## GIVEN EXERCISE
Below is a block of records: output all of them exactly and leave out the pictures.

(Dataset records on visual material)
____

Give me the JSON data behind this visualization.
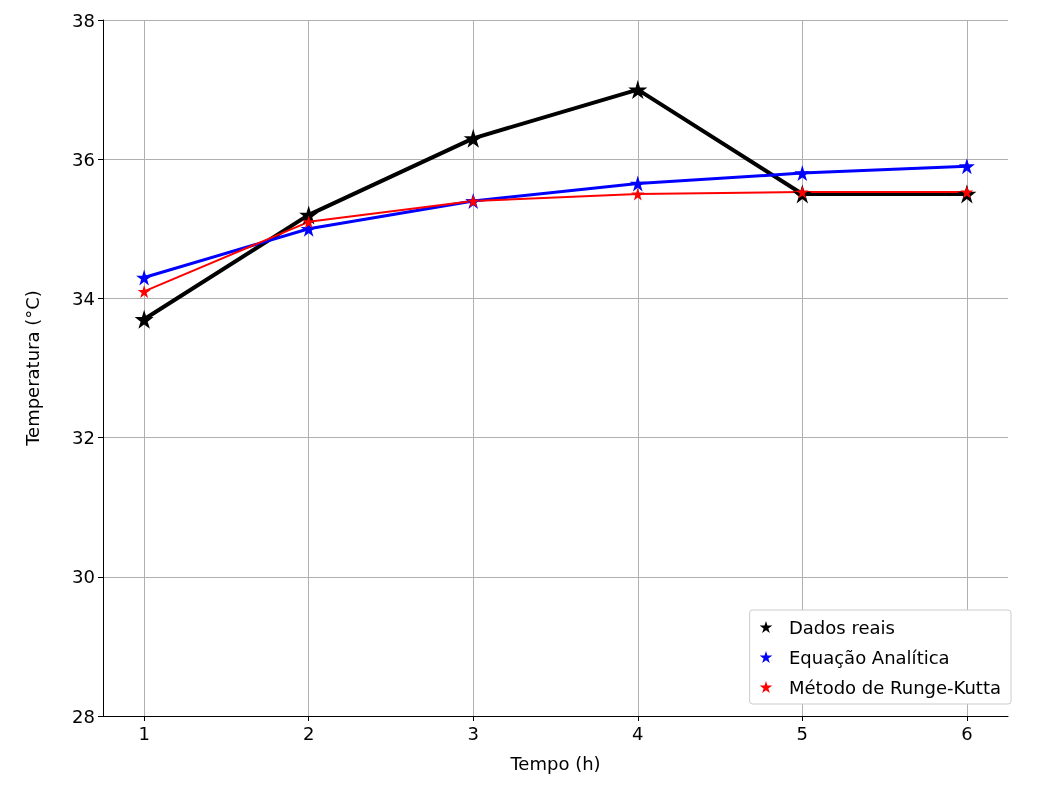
{
  "chart_data": {
    "type": "line",
    "xlabel": "Tempo (h)",
    "ylabel": "Temperatura (°C)",
    "x": [
      1,
      2,
      3,
      4,
      5,
      6
    ],
    "xlim": [
      0.75,
      6.25
    ],
    "xticks": [
      1,
      2,
      3,
      4,
      5,
      6
    ],
    "ylim": [
      28,
      38
    ],
    "yticks": [
      28,
      30,
      32,
      34,
      36,
      38
    ],
    "grid": true,
    "legend": "bottom right",
    "marker": "star",
    "line_style": "solid",
    "series": [
      {
        "name": "Dados reais",
        "color": "#000000",
        "values": [
          33.7,
          35.2,
          36.3,
          37.0,
          35.5,
          35.5
        ]
      },
      {
        "name": "Equação Analítica",
        "color": "#0000ff",
        "values": [
          34.3,
          35.0,
          35.4,
          35.65,
          35.8,
          35.9
        ]
      },
      {
        "name": "Método de Runge-Kutta",
        "color": "#ff0000",
        "values": [
          34.1,
          35.1,
          35.4,
          35.5,
          35.53,
          35.53
        ]
      }
    ]
  }
}
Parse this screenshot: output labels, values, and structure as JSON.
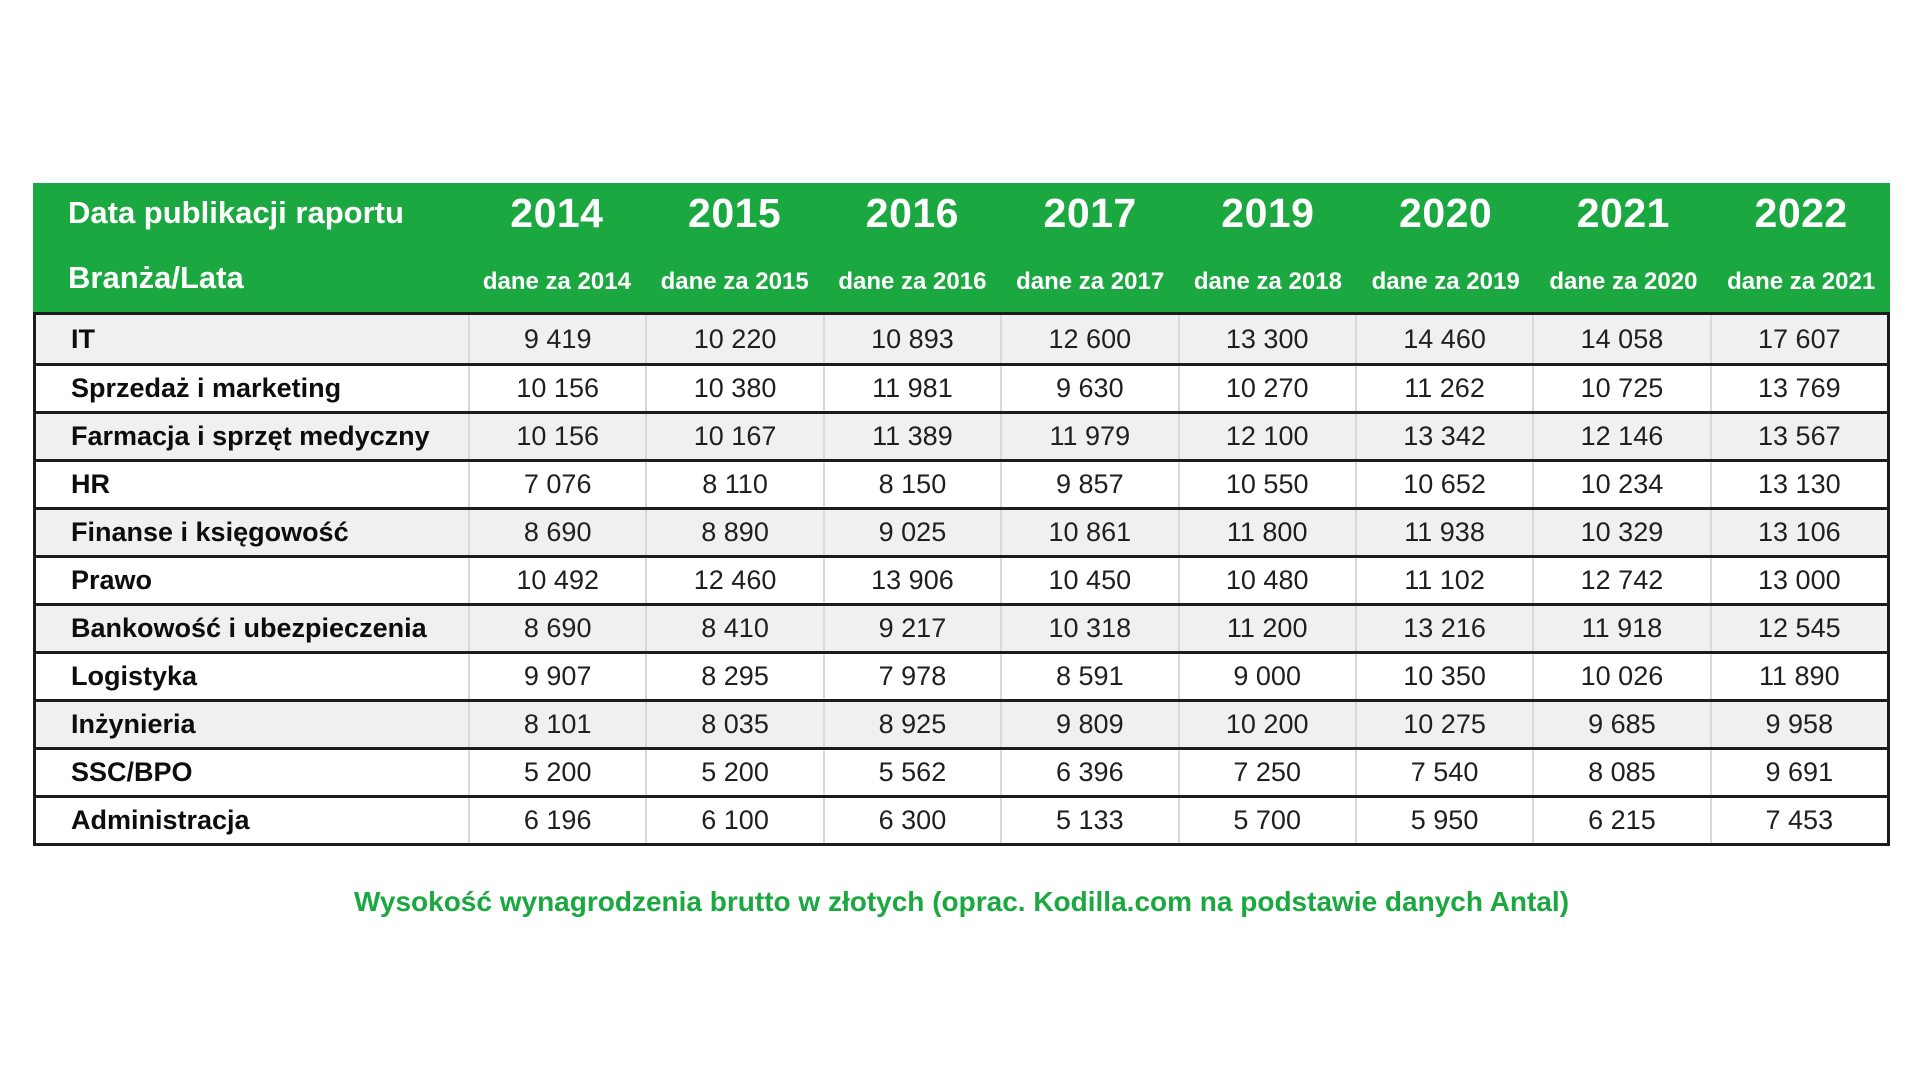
{
  "header": {
    "title_line1": "Data publikacji raportu",
    "title_line2": "Branża/Lata",
    "columns": [
      {
        "year": "2014",
        "subtitle": "dane za 2014"
      },
      {
        "year": "2015",
        "subtitle": "dane za 2015"
      },
      {
        "year": "2016",
        "subtitle": "dane za 2016"
      },
      {
        "year": "2017",
        "subtitle": "dane za 2017"
      },
      {
        "year": "2019",
        "subtitle": "dane za 2018"
      },
      {
        "year": "2020",
        "subtitle": "dane za 2019"
      },
      {
        "year": "2021",
        "subtitle": "dane za 2020"
      },
      {
        "year": "2022",
        "subtitle": "dane za 2021"
      }
    ]
  },
  "caption": "Wysokość wynagrodzenia brutto w złotych (oprac. Kodilla.com na podstawie danych Antal)",
  "colors": {
    "header_green": "#1BA840",
    "caption_green": "#1BA840",
    "stripe_gray": "#F0F0F0",
    "border_dark": "#1C1C1C",
    "grid_light": "#D9D9D9"
  },
  "chart_data": {
    "type": "table",
    "title": "Wysokość wynagrodzenia brutto w złotych (oprac. Kodilla.com na podstawie danych Antal)",
    "row_header": "Branża/Lata",
    "report_years": [
      "2014",
      "2015",
      "2016",
      "2017",
      "2019",
      "2020",
      "2021",
      "2022"
    ],
    "data_years": [
      "2014",
      "2015",
      "2016",
      "2017",
      "2018",
      "2019",
      "2020",
      "2021"
    ],
    "series": [
      {
        "name": "IT",
        "values": [
          9419,
          10220,
          10893,
          12600,
          13300,
          14460,
          14058,
          17607
        ]
      },
      {
        "name": "Sprzedaż i marketing",
        "values": [
          10156,
          10380,
          11981,
          9630,
          10270,
          11262,
          10725,
          13769
        ]
      },
      {
        "name": "Farmacja i sprzęt medyczny",
        "values": [
          10156,
          10167,
          11389,
          11979,
          12100,
          13342,
          12146,
          13567
        ]
      },
      {
        "name": "HR",
        "values": [
          7076,
          8110,
          8150,
          9857,
          10550,
          10652,
          10234,
          13130
        ]
      },
      {
        "name": "Finanse i księgowość",
        "values": [
          8690,
          8890,
          9025,
          10861,
          11800,
          11938,
          10329,
          13106
        ]
      },
      {
        "name": "Prawo",
        "values": [
          10492,
          12460,
          13906,
          10450,
          10480,
          11102,
          12742,
          13000
        ]
      },
      {
        "name": "Bankowość i ubezpieczenia",
        "values": [
          8690,
          8410,
          9217,
          10318,
          11200,
          13216,
          11918,
          12545
        ]
      },
      {
        "name": "Logistyka",
        "values": [
          9907,
          8295,
          7978,
          8591,
          9000,
          10350,
          10026,
          11890
        ]
      },
      {
        "name": "Inżynieria",
        "values": [
          8101,
          8035,
          8925,
          9809,
          10200,
          10275,
          9685,
          9958
        ]
      },
      {
        "name": "SSC/BPO",
        "values": [
          5200,
          5200,
          5562,
          6396,
          7250,
          7540,
          8085,
          9691
        ]
      },
      {
        "name": "Administracja",
        "values": [
          6196,
          6100,
          6300,
          5133,
          5700,
          5950,
          6215,
          7453
        ]
      }
    ]
  }
}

____

## CORRECT OUTPUT
Give me the JSON data behind this visualization.
{
  "chart_data": {
    "type": "line",
    "xlabel": "Tempo (h)",
    "ylabel": "Temperatura (°C)",
    "x": [
      1,
      2,
      3,
      4,
      5,
      6
    ],
    "xlim": [
      0.75,
      6.25
    ],
    "xticks": [
      1,
      2,
      3,
      4,
      5,
      6
    ],
    "ylim": [
      28,
      38
    ],
    "yticks": [
      28,
      30,
      32,
      34,
      36,
      38
    ],
    "grid": true,
    "legend": "bottom right",
    "marker": "star",
    "line_style": "solid",
    "series": [
      {
        "name": "Dados reais",
        "color": "#000000",
        "values": [
          33.7,
          35.2,
          36.3,
          37.0,
          35.5,
          35.5
        ]
      },
      {
        "name": "Equação Analítica",
        "color": "#0000ff",
        "values": [
          34.3,
          35.0,
          35.4,
          35.65,
          35.8,
          35.9
        ]
      },
      {
        "name": "Método de Runge-Kutta",
        "color": "#ff0000",
        "values": [
          34.1,
          35.1,
          35.4,
          35.5,
          35.53,
          35.53
        ]
      }
    ]
  }
}
Parse this screenshot: output labels, values, and structure as JSON.
{
  "header": {
    "title_line1": "Data publikacji raportu",
    "title_line2": "Branża/Lata",
    "columns": [
      {
        "year": "2014",
        "subtitle": "dane za 2014"
      },
      {
        "year": "2015",
        "subtitle": "dane za 2015"
      },
      {
        "year": "2016",
        "subtitle": "dane za 2016"
      },
      {
        "year": "2017",
        "subtitle": "dane za 2017"
      },
      {
        "year": "2019",
        "subtitle": "dane za 2018"
      },
      {
        "year": "2020",
        "subtitle": "dane za 2019"
      },
      {
        "year": "2021",
        "subtitle": "dane za 2020"
      },
      {
        "year": "2022",
        "subtitle": "dane za 2021"
      }
    ]
  },
  "caption": "Wysokość wynagrodzenia brutto w złotych (oprac. Kodilla.com na podstawie danych Antal)",
  "colors": {
    "header_green": "#1BA840",
    "caption_green": "#1BA840",
    "stripe_gray": "#F0F0F0",
    "border_dark": "#1C1C1C",
    "grid_light": "#D9D9D9"
  },
  "chart_data": {
    "type": "table",
    "title": "Wysokość wynagrodzenia brutto w złotych (oprac. Kodilla.com na podstawie danych Antal)",
    "row_header": "Branża/Lata",
    "report_years": [
      "2014",
      "2015",
      "2016",
      "2017",
      "2019",
      "2020",
      "2021",
      "2022"
    ],
    "data_years": [
      "2014",
      "2015",
      "2016",
      "2017",
      "2018",
      "2019",
      "2020",
      "2021"
    ],
    "series": [
      {
        "name": "IT",
        "values": [
          9419,
          10220,
          10893,
          12600,
          13300,
          14460,
          14058,
          17607
        ]
      },
      {
        "name": "Sprzedaż i marketing",
        "values": [
          10156,
          10380,
          11981,
          9630,
          10270,
          11262,
          10725,
          13769
        ]
      },
      {
        "name": "Farmacja i sprzęt medyczny",
        "values": [
          10156,
          10167,
          11389,
          11979,
          12100,
          13342,
          12146,
          13567
        ]
      },
      {
        "name": "HR",
        "values": [
          7076,
          8110,
          8150,
          9857,
          10550,
          10652,
          10234,
          13130
        ]
      },
      {
        "name": "Finanse i księgowość",
        "values": [
          8690,
          8890,
          9025,
          10861,
          11800,
          11938,
          10329,
          13106
        ]
      },
      {
        "name": "Prawo",
        "values": [
          10492,
          12460,
          13906,
          10450,
          10480,
          11102,
          12742,
          13000
        ]
      },
      {
        "name": "Bankowość i ubezpieczenia",
        "values": [
          8690,
          8410,
          9217,
          10318,
          11200,
          13216,
          11918,
          12545
        ]
      },
      {
        "name": "Logistyka",
        "values": [
          9907,
          8295,
          7978,
          8591,
          9000,
          10350,
          10026,
          11890
        ]
      },
      {
        "name": "Inżynieria",
        "values": [
          8101,
          8035,
          8925,
          9809,
          10200,
          10275,
          9685,
          9958
        ]
      },
      {
        "name": "SSC/BPO",
        "values": [
          5200,
          5200,
          5562,
          6396,
          7250,
          7540,
          8085,
          9691
        ]
      },
      {
        "name": "Administracja",
        "values": [
          6196,
          6100,
          6300,
          5133,
          5700,
          5950,
          6215,
          7453
        ]
      }
    ]
  }
}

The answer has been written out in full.